- **AIM OF THE EXERCISE**: In the material below, the lines containing the word "الديوان" are required; copy each of them.

- **DATA FOR THIS EXERCISE**:
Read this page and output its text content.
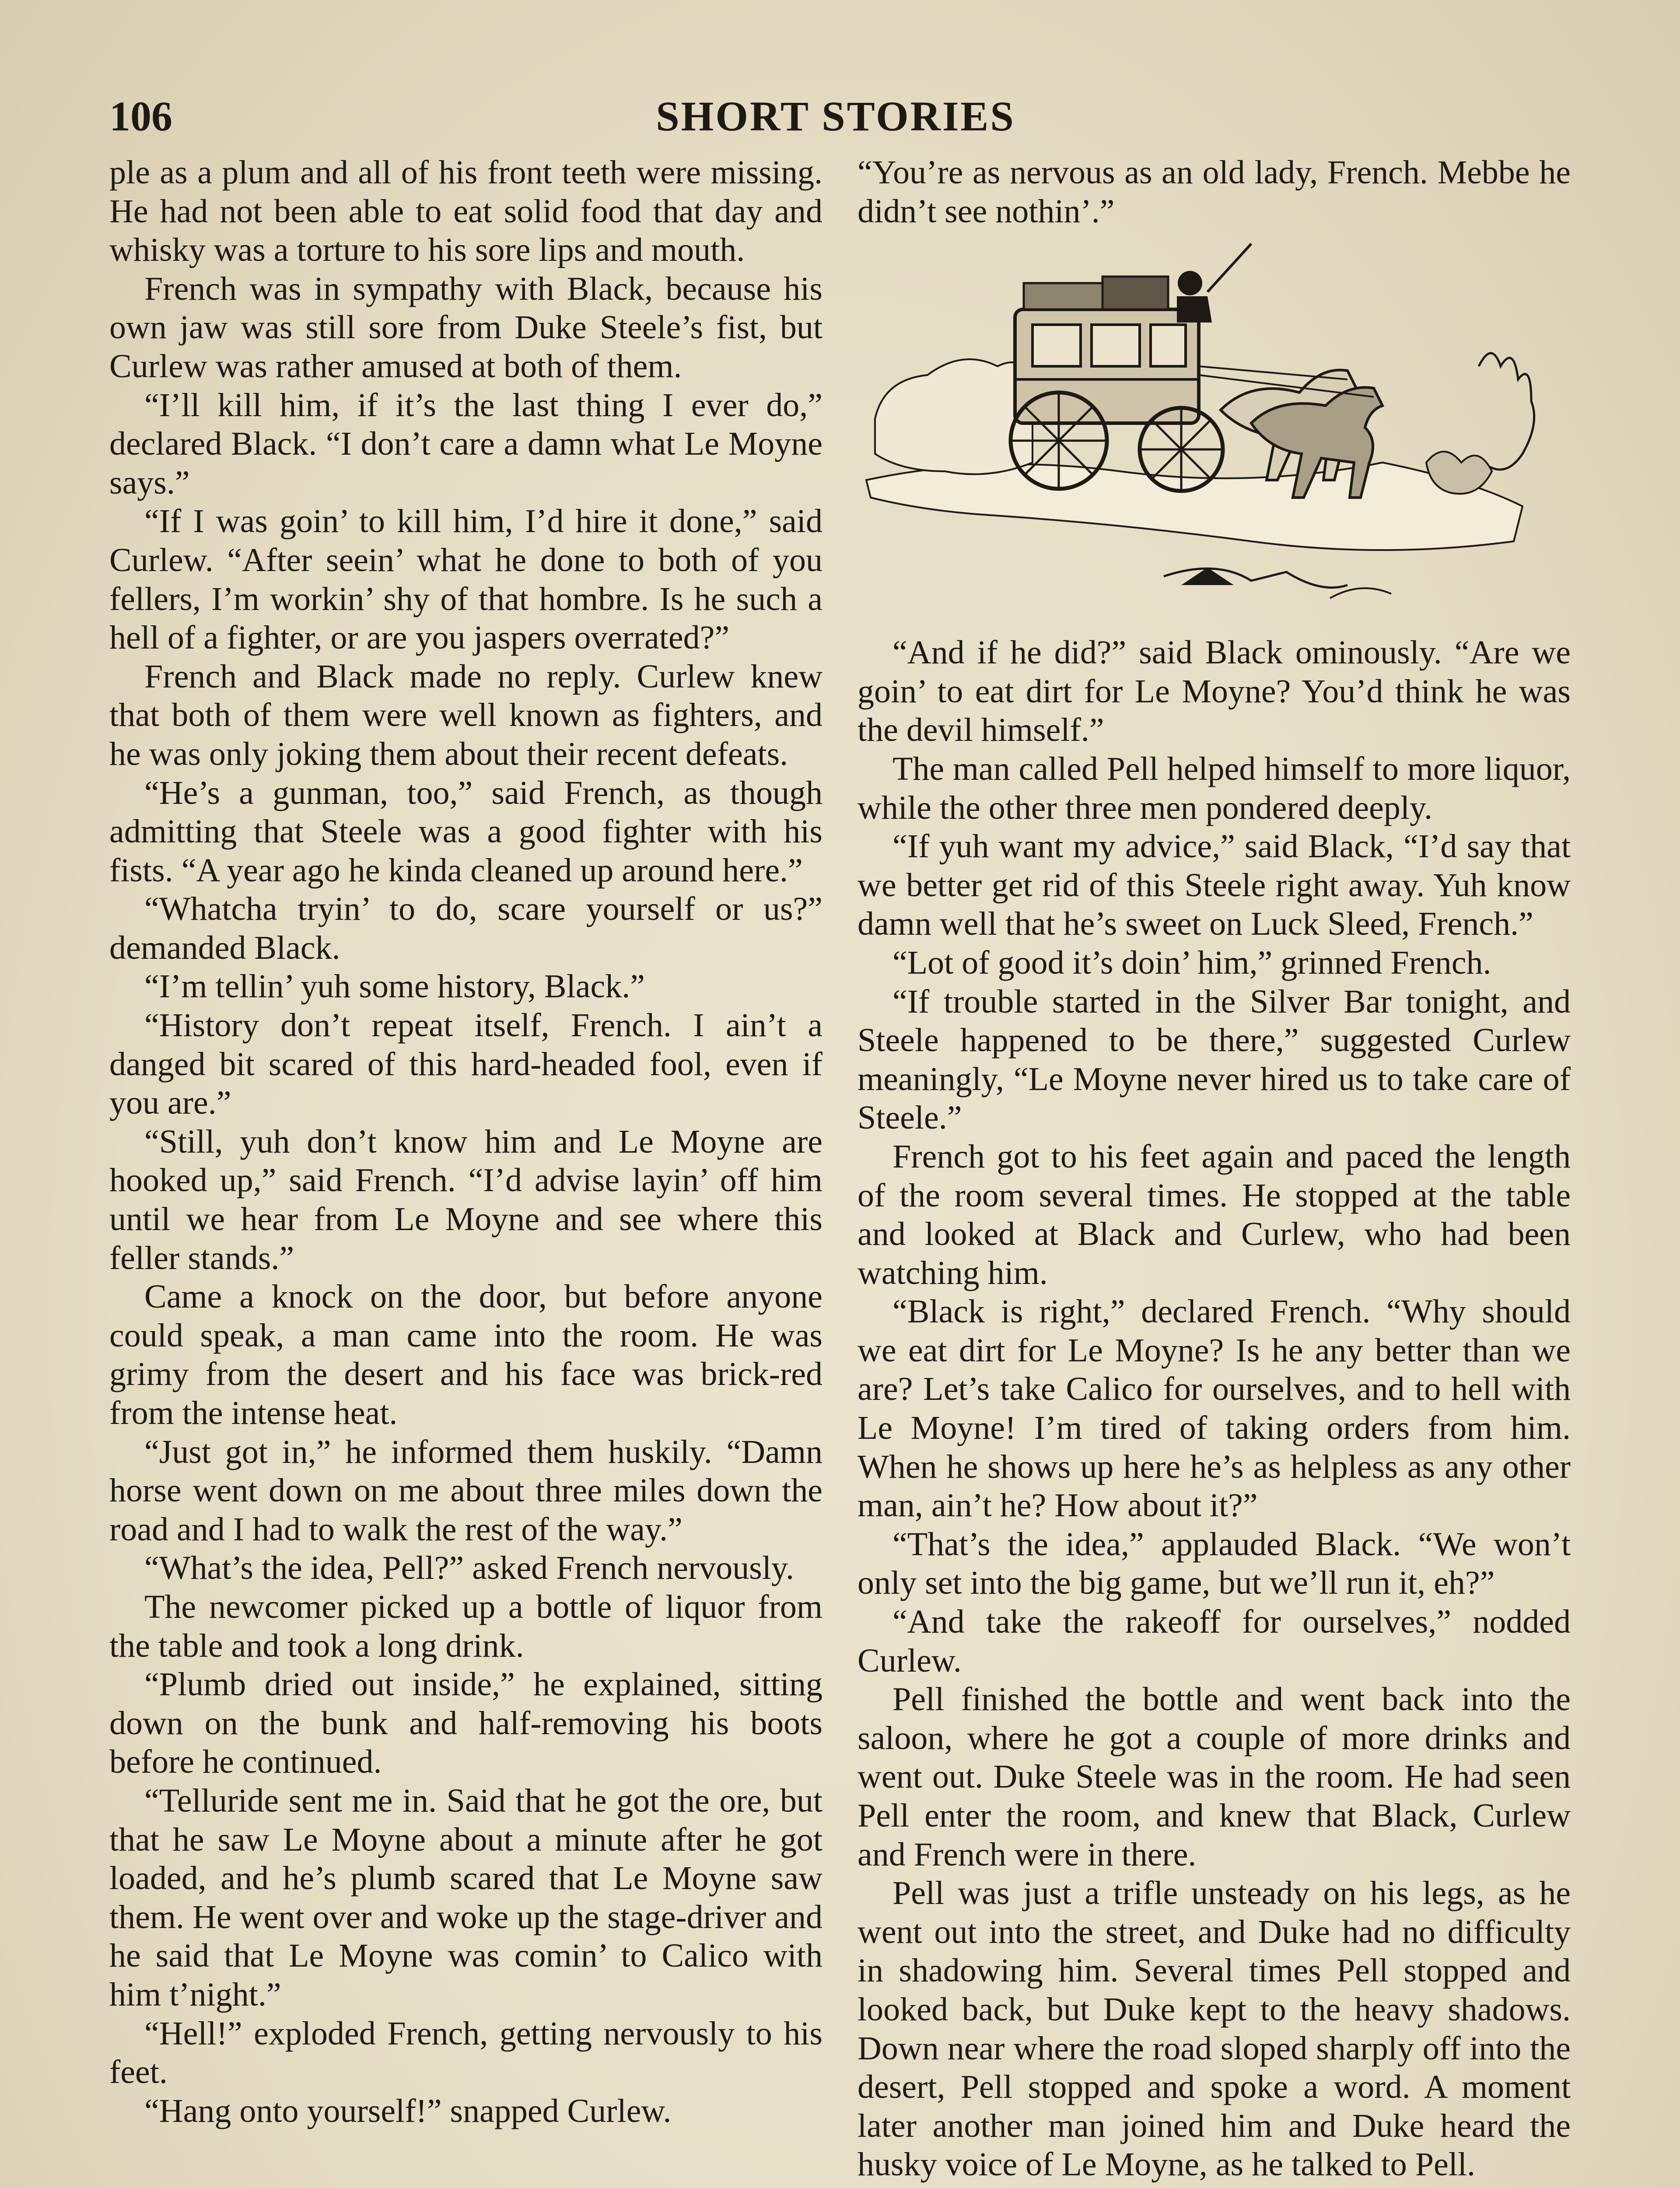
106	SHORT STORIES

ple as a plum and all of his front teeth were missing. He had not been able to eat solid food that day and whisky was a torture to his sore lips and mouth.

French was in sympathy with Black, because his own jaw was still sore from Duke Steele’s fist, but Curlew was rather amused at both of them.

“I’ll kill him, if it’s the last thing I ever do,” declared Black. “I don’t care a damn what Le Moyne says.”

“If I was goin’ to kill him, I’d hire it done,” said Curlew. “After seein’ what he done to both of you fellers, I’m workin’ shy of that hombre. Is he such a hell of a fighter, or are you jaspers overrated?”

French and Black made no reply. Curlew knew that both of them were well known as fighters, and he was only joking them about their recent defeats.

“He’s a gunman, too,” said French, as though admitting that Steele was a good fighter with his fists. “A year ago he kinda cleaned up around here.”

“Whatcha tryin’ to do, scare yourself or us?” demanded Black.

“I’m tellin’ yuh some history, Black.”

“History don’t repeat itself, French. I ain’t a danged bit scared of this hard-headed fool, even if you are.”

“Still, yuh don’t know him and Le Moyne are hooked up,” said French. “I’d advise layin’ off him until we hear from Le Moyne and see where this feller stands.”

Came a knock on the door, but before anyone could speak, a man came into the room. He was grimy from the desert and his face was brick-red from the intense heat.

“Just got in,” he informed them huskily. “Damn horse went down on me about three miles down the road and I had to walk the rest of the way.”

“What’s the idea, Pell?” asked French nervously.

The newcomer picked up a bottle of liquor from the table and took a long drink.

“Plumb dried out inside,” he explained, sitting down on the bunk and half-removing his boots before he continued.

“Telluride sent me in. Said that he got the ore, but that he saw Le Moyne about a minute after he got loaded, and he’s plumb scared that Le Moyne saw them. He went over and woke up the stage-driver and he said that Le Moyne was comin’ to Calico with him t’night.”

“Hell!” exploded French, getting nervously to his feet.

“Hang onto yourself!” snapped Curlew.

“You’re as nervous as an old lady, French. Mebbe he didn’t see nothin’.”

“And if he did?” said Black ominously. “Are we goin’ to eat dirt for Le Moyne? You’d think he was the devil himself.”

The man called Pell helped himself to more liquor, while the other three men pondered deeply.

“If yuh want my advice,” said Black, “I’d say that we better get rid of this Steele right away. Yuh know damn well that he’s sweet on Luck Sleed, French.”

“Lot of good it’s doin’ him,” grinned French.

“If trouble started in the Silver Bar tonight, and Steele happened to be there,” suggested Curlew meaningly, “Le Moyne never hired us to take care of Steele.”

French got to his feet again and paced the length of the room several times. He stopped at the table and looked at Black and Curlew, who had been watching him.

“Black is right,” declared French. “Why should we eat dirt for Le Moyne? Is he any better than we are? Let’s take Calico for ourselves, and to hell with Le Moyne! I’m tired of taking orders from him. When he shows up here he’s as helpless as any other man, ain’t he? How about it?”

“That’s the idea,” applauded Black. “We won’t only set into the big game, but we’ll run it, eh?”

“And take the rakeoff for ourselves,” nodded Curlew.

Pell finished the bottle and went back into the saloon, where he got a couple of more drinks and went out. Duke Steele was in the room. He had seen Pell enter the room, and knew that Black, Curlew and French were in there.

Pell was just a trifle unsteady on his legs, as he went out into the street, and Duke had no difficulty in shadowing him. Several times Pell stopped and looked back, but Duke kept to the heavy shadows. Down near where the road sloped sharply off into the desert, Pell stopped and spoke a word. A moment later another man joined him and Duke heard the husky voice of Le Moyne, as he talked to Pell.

* * *

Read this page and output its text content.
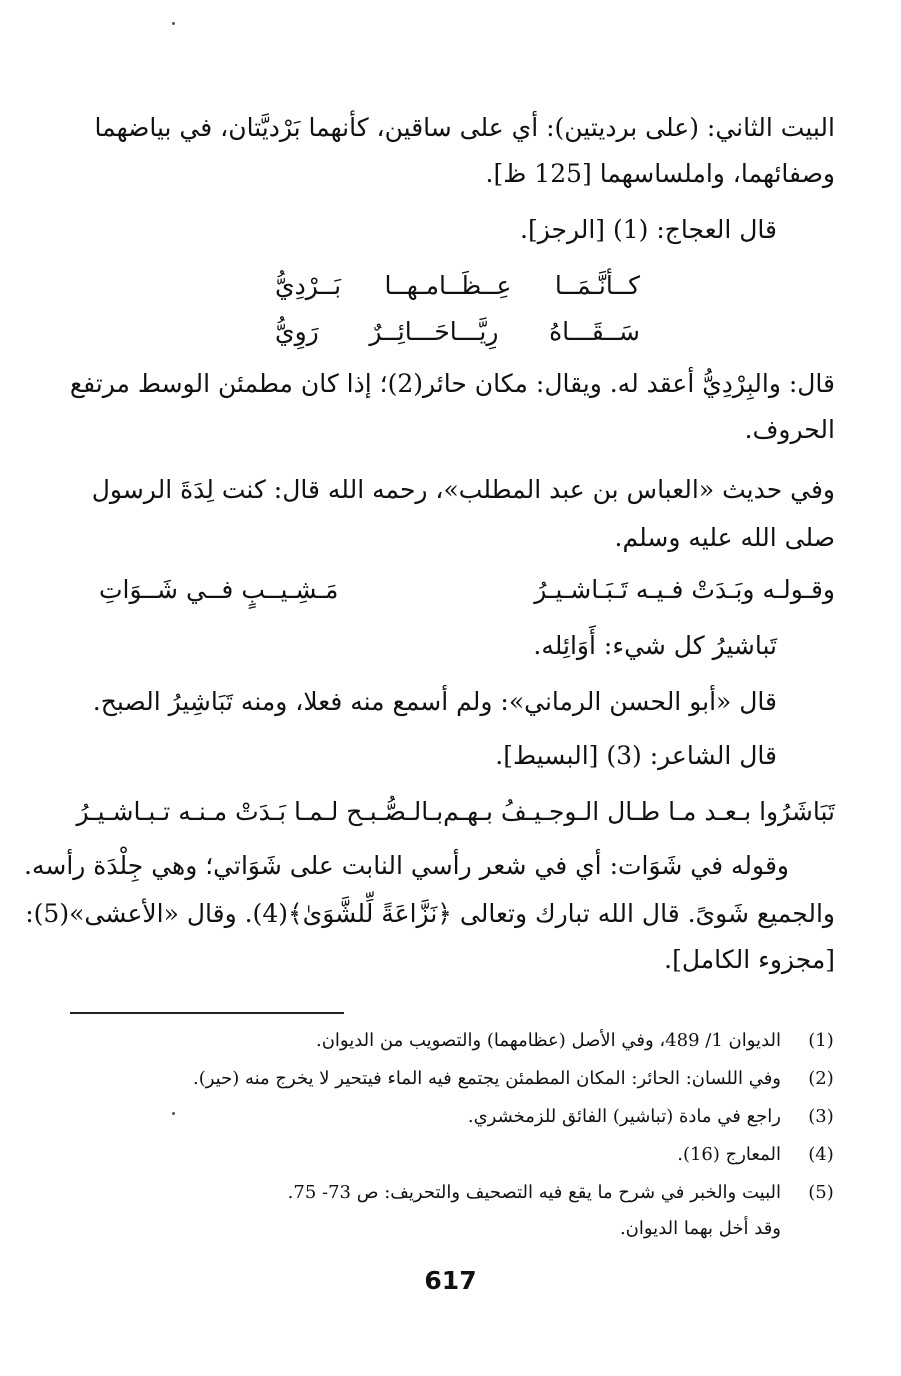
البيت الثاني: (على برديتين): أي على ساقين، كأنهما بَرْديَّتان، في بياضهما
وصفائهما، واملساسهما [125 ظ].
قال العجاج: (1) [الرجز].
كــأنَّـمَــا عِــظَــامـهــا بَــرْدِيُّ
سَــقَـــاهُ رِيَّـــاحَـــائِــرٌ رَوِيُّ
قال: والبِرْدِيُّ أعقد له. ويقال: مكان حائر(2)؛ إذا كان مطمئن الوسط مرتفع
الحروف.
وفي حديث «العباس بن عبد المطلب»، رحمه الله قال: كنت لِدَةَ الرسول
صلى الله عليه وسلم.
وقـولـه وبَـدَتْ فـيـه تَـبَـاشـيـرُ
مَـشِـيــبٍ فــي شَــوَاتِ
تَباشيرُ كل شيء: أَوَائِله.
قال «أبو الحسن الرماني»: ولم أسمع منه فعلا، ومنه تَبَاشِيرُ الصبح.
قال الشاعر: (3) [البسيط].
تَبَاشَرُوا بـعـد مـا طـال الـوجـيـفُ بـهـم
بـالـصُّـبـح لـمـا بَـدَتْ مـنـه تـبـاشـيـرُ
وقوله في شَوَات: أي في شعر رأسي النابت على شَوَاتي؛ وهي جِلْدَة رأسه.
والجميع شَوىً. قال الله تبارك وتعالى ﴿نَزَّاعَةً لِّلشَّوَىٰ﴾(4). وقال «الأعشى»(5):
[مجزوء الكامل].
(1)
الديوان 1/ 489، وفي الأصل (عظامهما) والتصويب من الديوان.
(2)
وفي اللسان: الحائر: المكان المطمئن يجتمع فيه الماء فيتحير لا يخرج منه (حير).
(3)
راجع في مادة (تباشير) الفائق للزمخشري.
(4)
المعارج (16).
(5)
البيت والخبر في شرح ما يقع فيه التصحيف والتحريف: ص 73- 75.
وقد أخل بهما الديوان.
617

- **PROBLEM SOLUTION**:
الديوان 1/ 489، وفي الأصل (عظامهما) والتصويب من الديوان.
وقد أخل بهما الديوان.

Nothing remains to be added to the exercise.